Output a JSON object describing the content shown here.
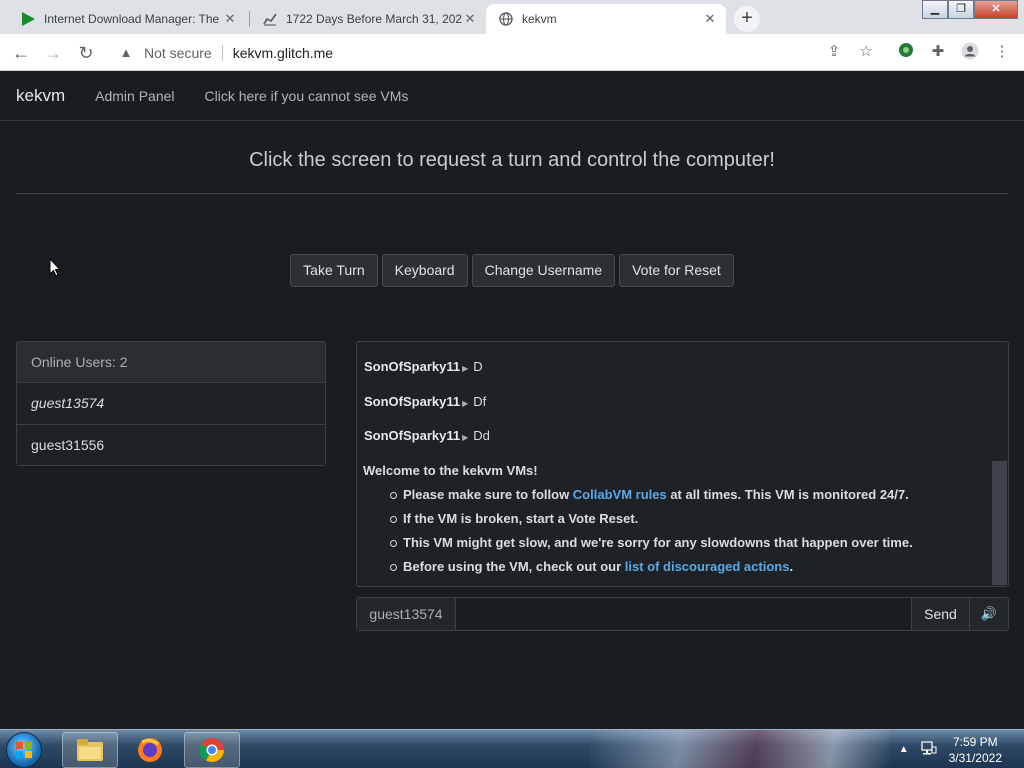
{
  "browser": {
    "tabs": [
      {
        "title": "Internet Download Manager: The",
        "icon": "idm-play-icon",
        "active": false
      },
      {
        "title": "1722 Days Before March 31, 202",
        "icon": "chart-icon",
        "active": false
      },
      {
        "title": "kekvm",
        "icon": "globe-icon",
        "active": true
      }
    ],
    "address": {
      "security": "Not secure",
      "url": "kekvm.glitch.me"
    }
  },
  "nav": {
    "brand": "kekvm",
    "links": [
      "Admin Panel",
      "Click here if you cannot see VMs"
    ]
  },
  "headline": "Click the screen to request a turn and control the computer!",
  "buttons": [
    "Take Turn",
    "Keyboard",
    "Change Username",
    "Vote for Reset"
  ],
  "users": {
    "header": "Online Users: 2",
    "list": [
      "guest13574",
      "guest31556"
    ]
  },
  "chat": {
    "messages": [
      {
        "user": "SonOfSparky11",
        "text": "D"
      },
      {
        "user": "SonOfSparky11",
        "text": "Df"
      },
      {
        "user": "SonOfSparky11",
        "text": "Dd"
      }
    ],
    "welcome_title": "Welcome to the kekvm VMs!",
    "rules": [
      {
        "pre": "Please make sure to follow ",
        "link": "CollabVM rules",
        "post": " at all times. This VM is monitored 24/7."
      },
      {
        "pre": "If the VM is broken, start a Vote Reset.",
        "link": "",
        "post": ""
      },
      {
        "pre": "This VM might get slow, and we're sorry for any slowdowns that happen over time.",
        "link": "",
        "post": ""
      },
      {
        "pre": "Before using the VM, check out our ",
        "link": "list of discouraged actions",
        "post": "."
      }
    ]
  },
  "input": {
    "username": "guest13574",
    "value": "",
    "send_label": "Send"
  },
  "taskbar": {
    "time": "7:59 PM",
    "date": "3/31/2022"
  }
}
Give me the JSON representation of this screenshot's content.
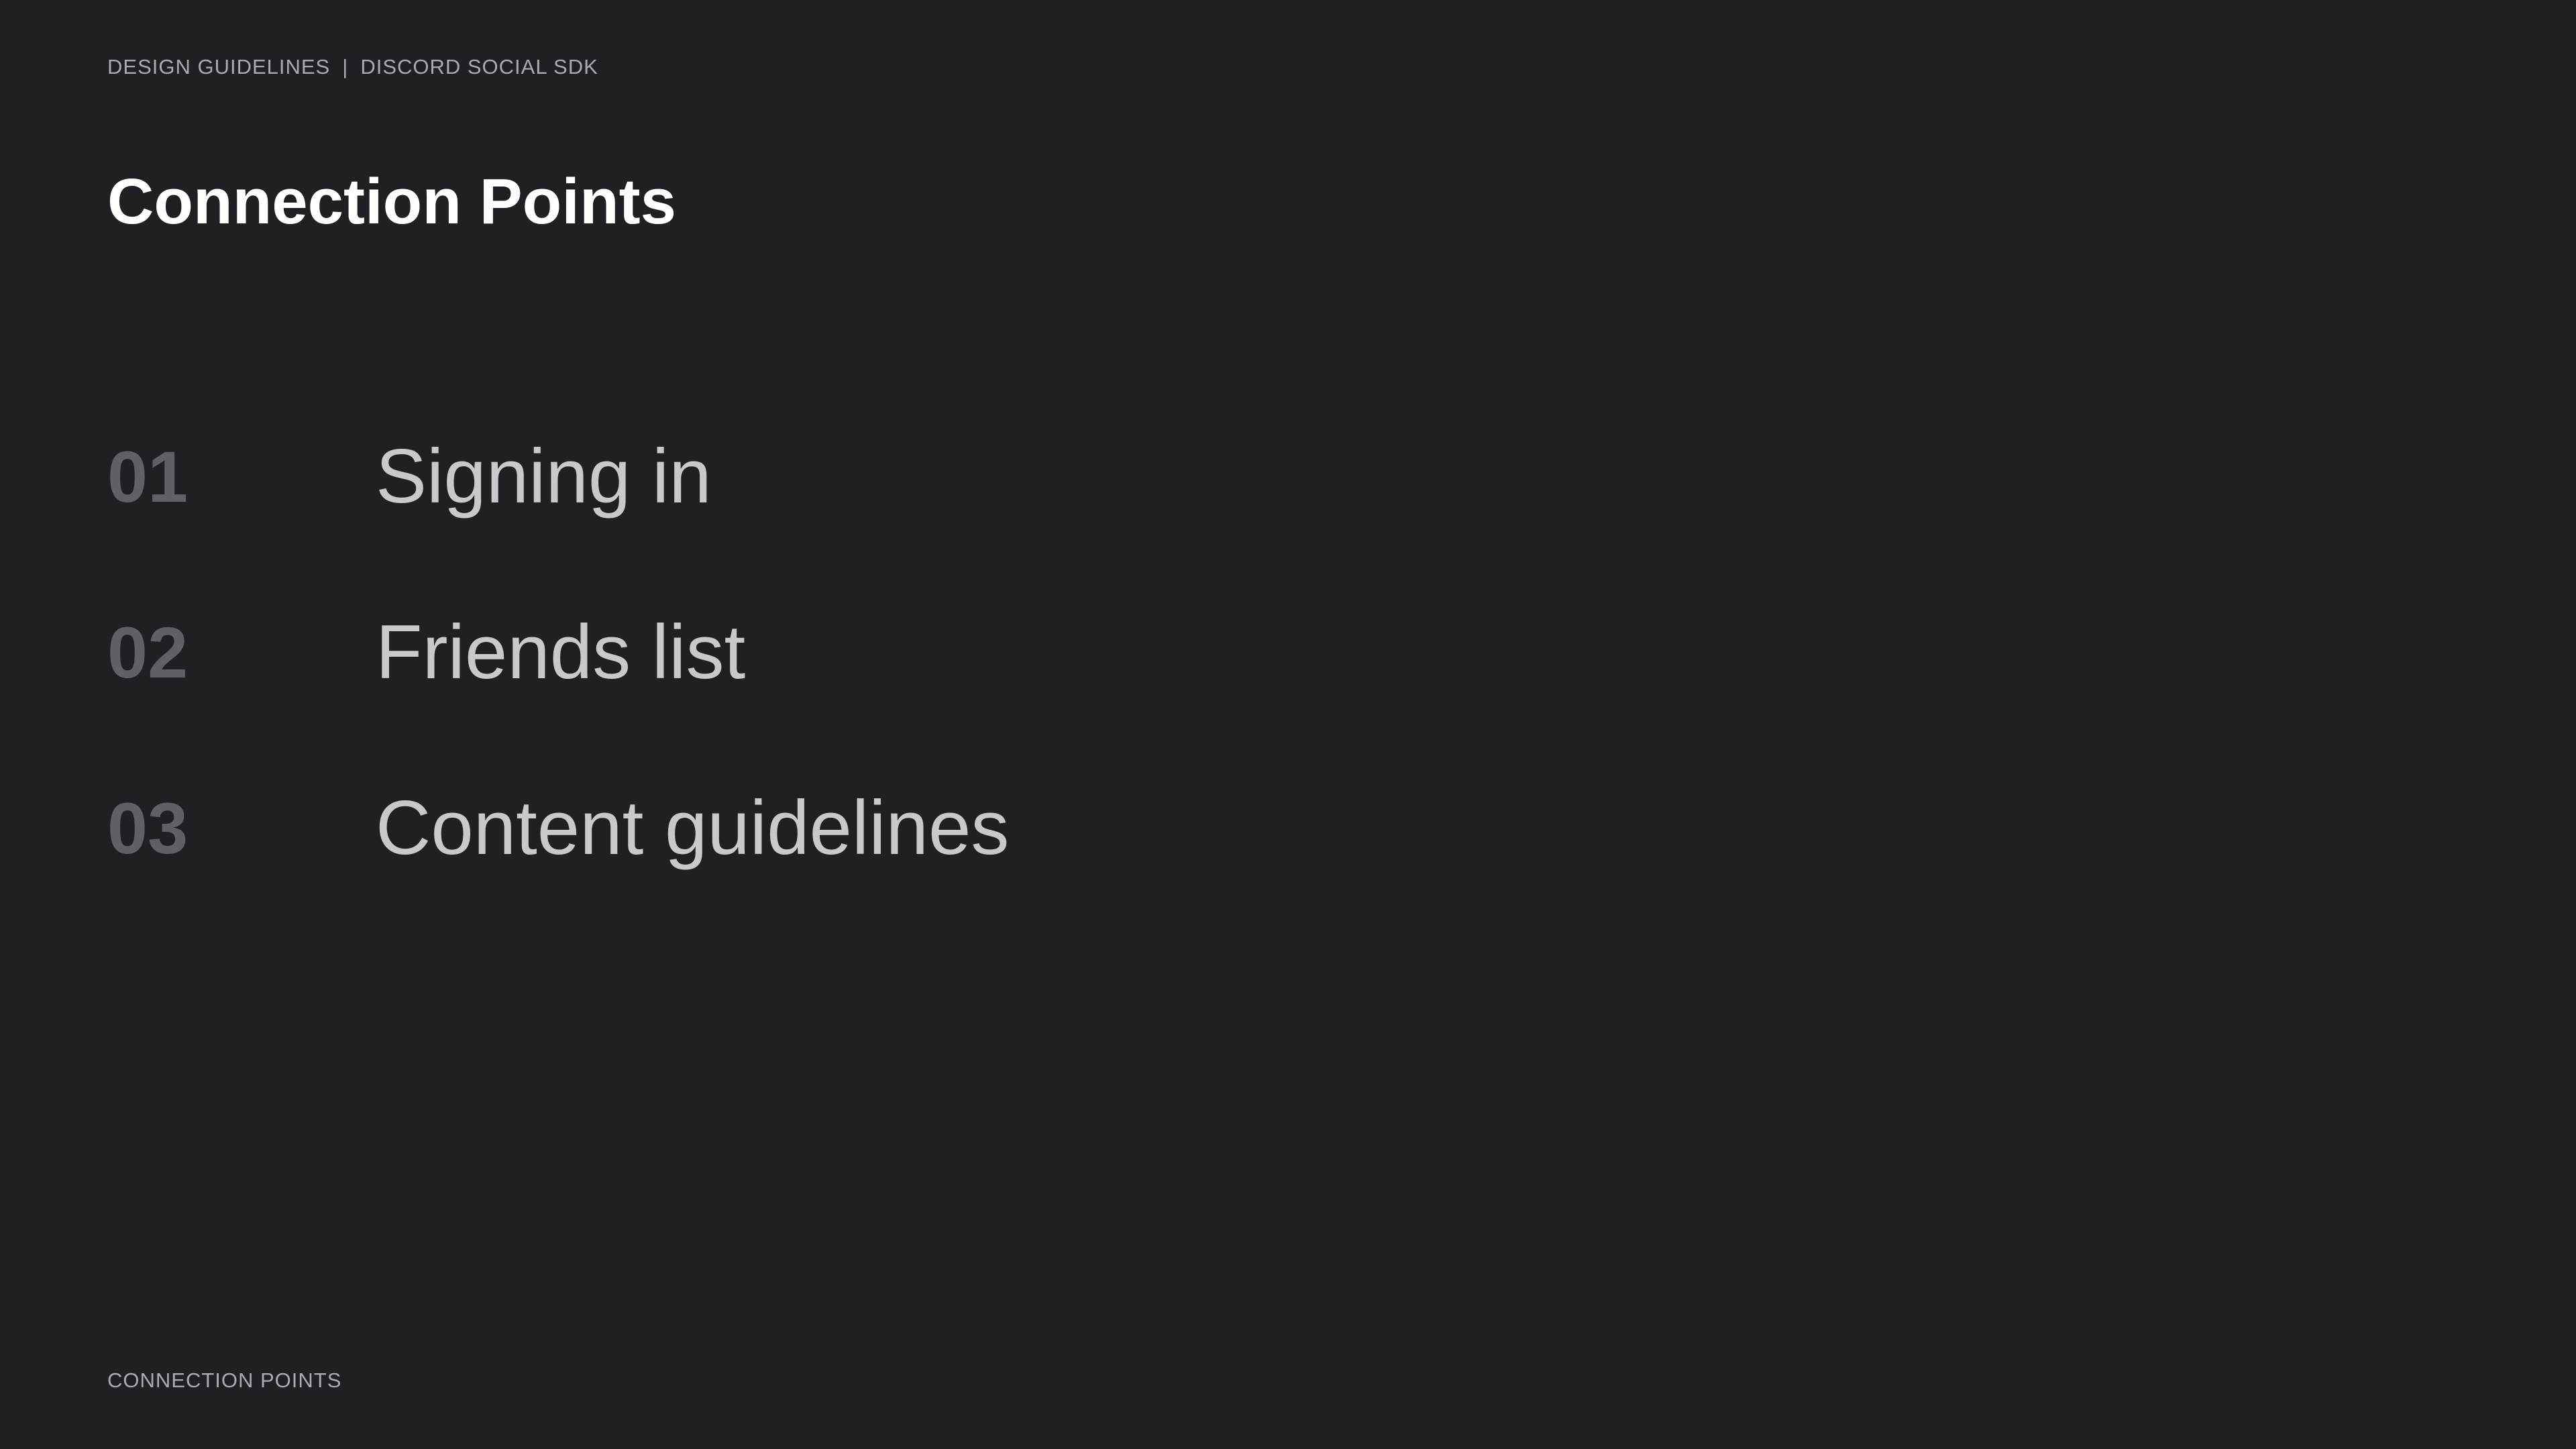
{
  "header": {
    "breadcrumb_primary": "DESIGN GUIDELINES",
    "breadcrumb_separator": "|",
    "breadcrumb_secondary": "DISCORD SOCIAL SDK"
  },
  "main": {
    "title": "Connection Points",
    "items": [
      {
        "number": "01",
        "label": "Signing in"
      },
      {
        "number": "02",
        "label": "Friends list"
      },
      {
        "number": "03",
        "label": "Content guidelines"
      }
    ]
  },
  "footer": {
    "label": "CONNECTION POINTS"
  },
  "colors": {
    "background": "#1f2024",
    "title": "#ffffff",
    "number": "#606166",
    "label": "#c8c9cd",
    "meta": "#a9abb1"
  }
}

^^^^

EXERCISE GOAL = Take only the line containing "Give me the" and every line after it to the end of the entries, and copy them exactly, pictures excluded.

CORRECT RESPONSE =
Give me the JSON representation of this screenshot's content.
{
  "header": {
    "breadcrumb_primary": "DESIGN GUIDELINES",
    "breadcrumb_separator": "|",
    "breadcrumb_secondary": "DISCORD SOCIAL SDK"
  },
  "main": {
    "title": "Connection Points",
    "items": [
      {
        "number": "01",
        "label": "Signing in"
      },
      {
        "number": "02",
        "label": "Friends list"
      },
      {
        "number": "03",
        "label": "Content guidelines"
      }
    ]
  },
  "footer": {
    "label": "CONNECTION POINTS"
  },
  "colors": {
    "background": "#1f2024",
    "title": "#ffffff",
    "number": "#606166",
    "label": "#c8c9cd",
    "meta": "#a9abb1"
  }
}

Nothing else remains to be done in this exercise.